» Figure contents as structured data
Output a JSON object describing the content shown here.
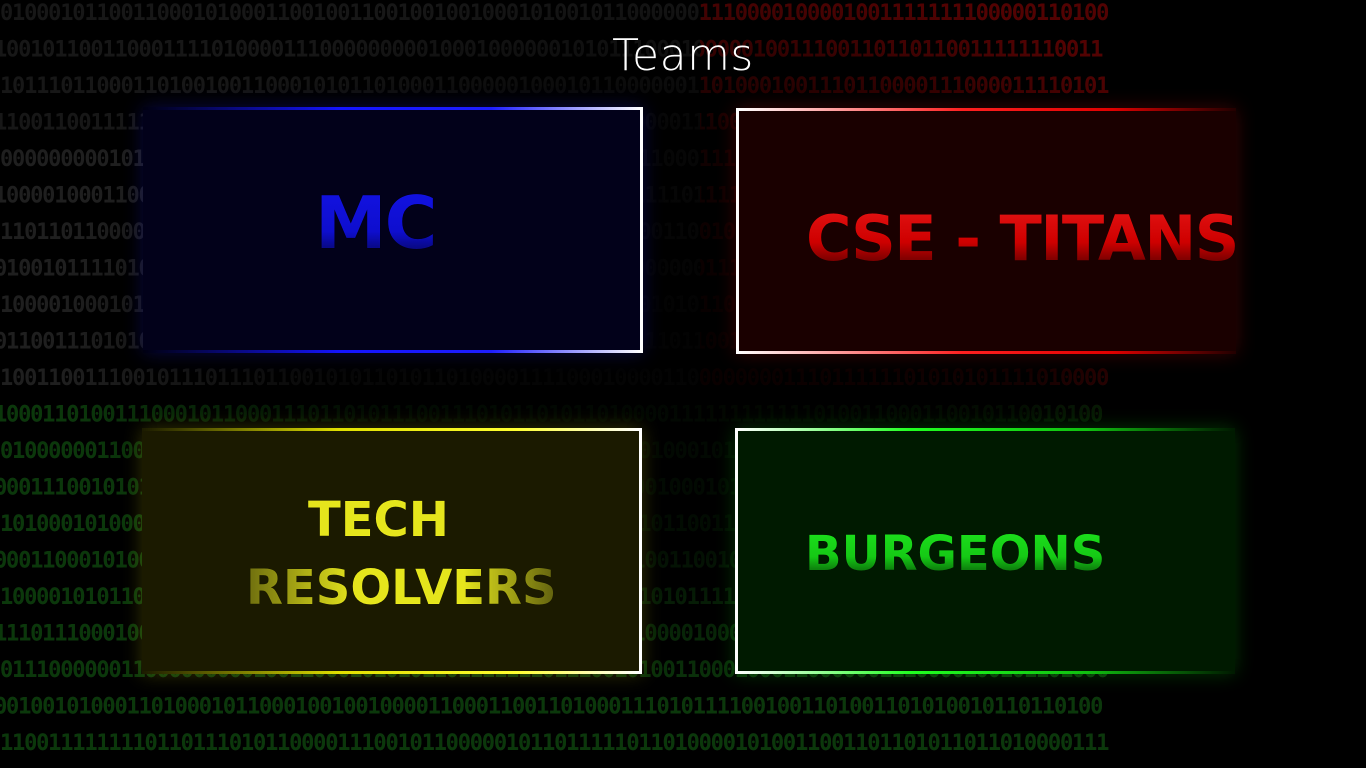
{
  "page": {
    "title": "Teams"
  },
  "teams": [
    {
      "id": "mc",
      "label": "MC",
      "color": "#1a1aff"
    },
    {
      "id": "cse-titans",
      "label": "CSE - TITANS",
      "color": "#ff1a1a"
    },
    {
      "id": "tech-resolvers",
      "label_line1": "TECH",
      "label_line2": "RESOLVERS",
      "color": "#ffff20"
    },
    {
      "id": "burgeons",
      "label": "BURGEONS",
      "color": "#20ff20"
    }
  ],
  "background": {
    "style": "binary-digits",
    "colors": [
      "#2a2a2a",
      "#5a0000",
      "#0a3a0a"
    ]
  }
}
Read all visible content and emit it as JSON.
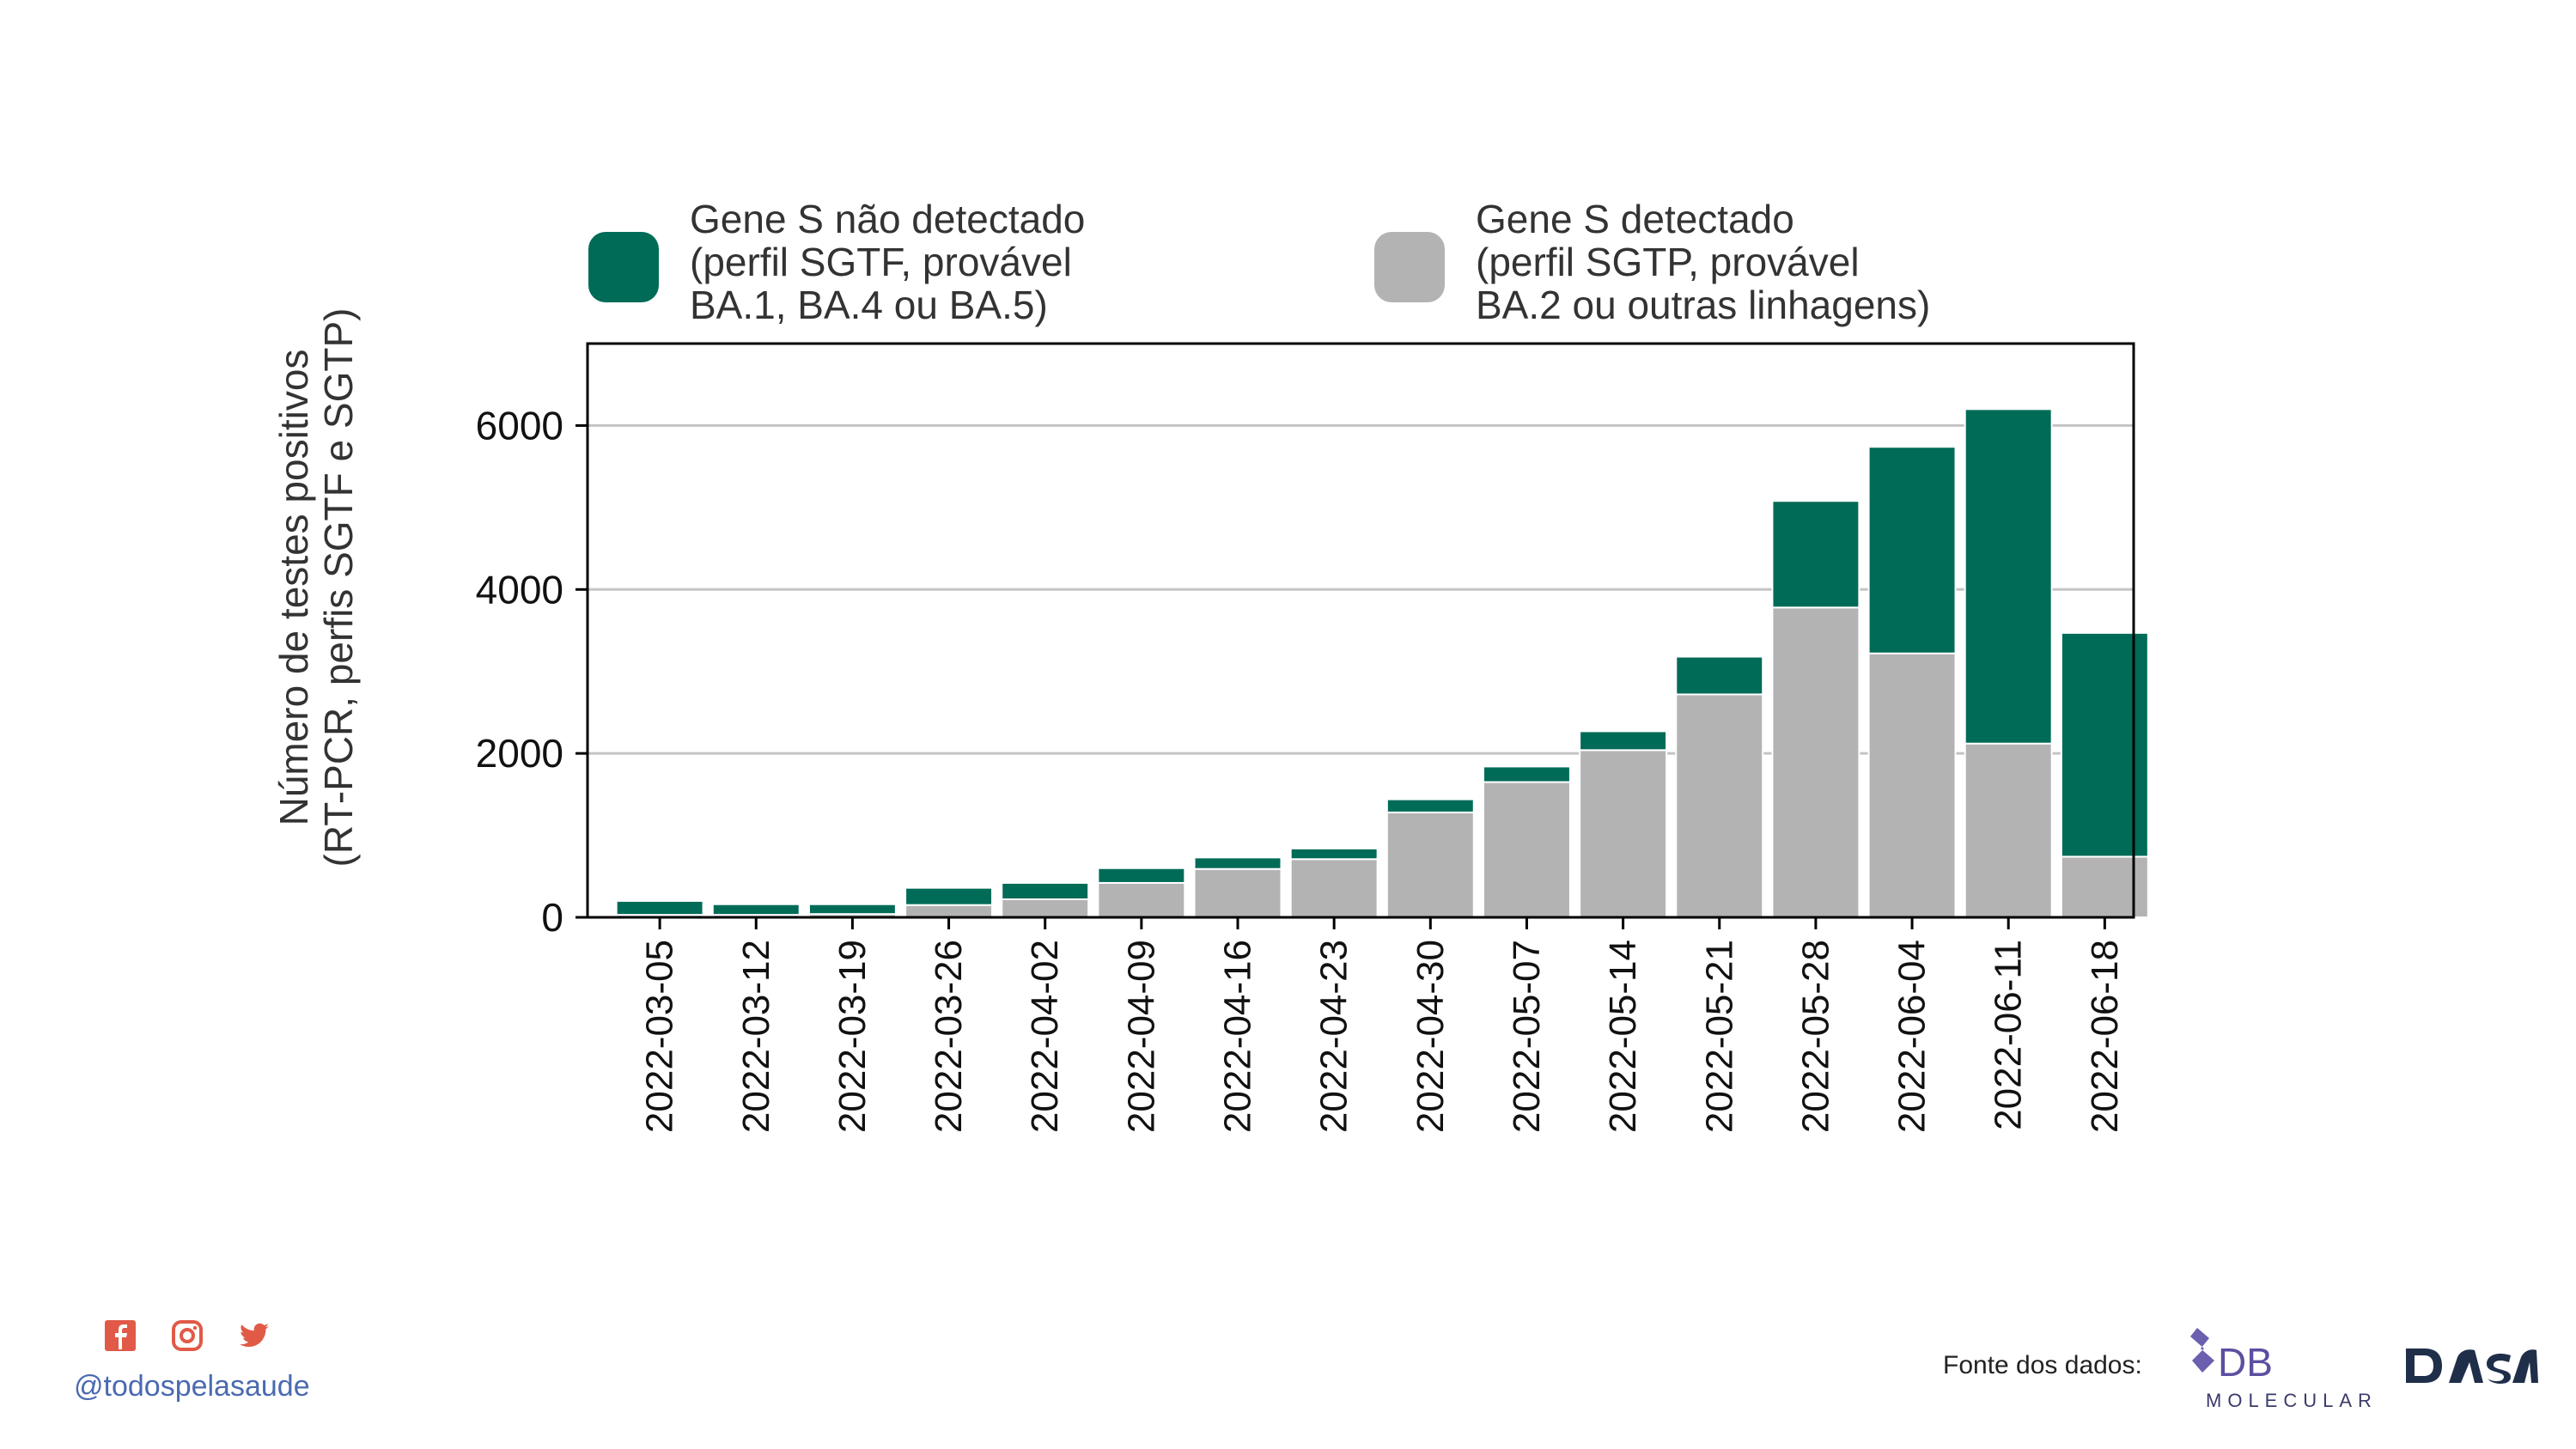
{
  "legend": {
    "items": [
      {
        "lines": [
          "Gene S não detectado",
          "(perfil SGTF, provável",
          "BA.1, BA.4 ou BA.5)"
        ],
        "color": "#006b57"
      },
      {
        "lines": [
          "Gene S detectado",
          "(perfil SGTP, provável",
          "BA.2 ou outras linhagens)"
        ],
        "color": "#b3b3b3"
      }
    ]
  },
  "chart_data": {
    "type": "bar",
    "stacked": true,
    "ylabel": [
      "Número de testes positivos",
      "(RT-PCR, perfis SGTF e SGTP)"
    ],
    "ylim": [
      0,
      7000
    ],
    "yticks": [
      0,
      2000,
      4000,
      6000
    ],
    "grid": "horizontal",
    "categories": [
      "2022-03-05",
      "2022-03-12",
      "2022-03-19",
      "2022-03-26",
      "2022-04-02",
      "2022-04-09",
      "2022-04-16",
      "2022-04-23",
      "2022-04-30",
      "2022-05-07",
      "2022-05-14",
      "2022-05-21",
      "2022-05-28",
      "2022-06-04",
      "2022-06-11",
      "2022-06-18"
    ],
    "series": [
      {
        "name": "Gene S detectado (perfil SGTP, provável BA.2 ou outras linhagens)",
        "color": "#b3b3b3",
        "values": [
          30,
          30,
          40,
          150,
          220,
          420,
          590,
          710,
          1280,
          1650,
          2040,
          2720,
          3780,
          3220,
          2120,
          740
        ]
      },
      {
        "name": "Gene S não detectado (perfil SGTF, provável BA.1, BA.4 ou BA.5)",
        "color": "#006b57",
        "values": [
          170,
          130,
          120,
          210,
          200,
          180,
          140,
          130,
          160,
          190,
          230,
          460,
          1300,
          2520,
          4080,
          2730
        ]
      }
    ]
  },
  "footer": {
    "handle": "@todospelasaude",
    "social_icons": [
      "facebook-icon",
      "instagram-icon",
      "twitter-icon"
    ],
    "social_color": "#e05a47",
    "source_label": "Fonte dos dados:",
    "logo_db_main": "DB",
    "logo_db_sub": "MOLECULAR",
    "logo_dasa": "DASA"
  }
}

» STATED EXERCISE
Which lines of the data above contain "SGTP"? Copy each one.

» RESULT BELOW
          "(perfil SGTP, provável",
      "(RT-PCR, perfis SGTF e SGTP)"
        "name": "Gene S detectado (perfil SGTP, provável BA.2 ou outras linhagens)",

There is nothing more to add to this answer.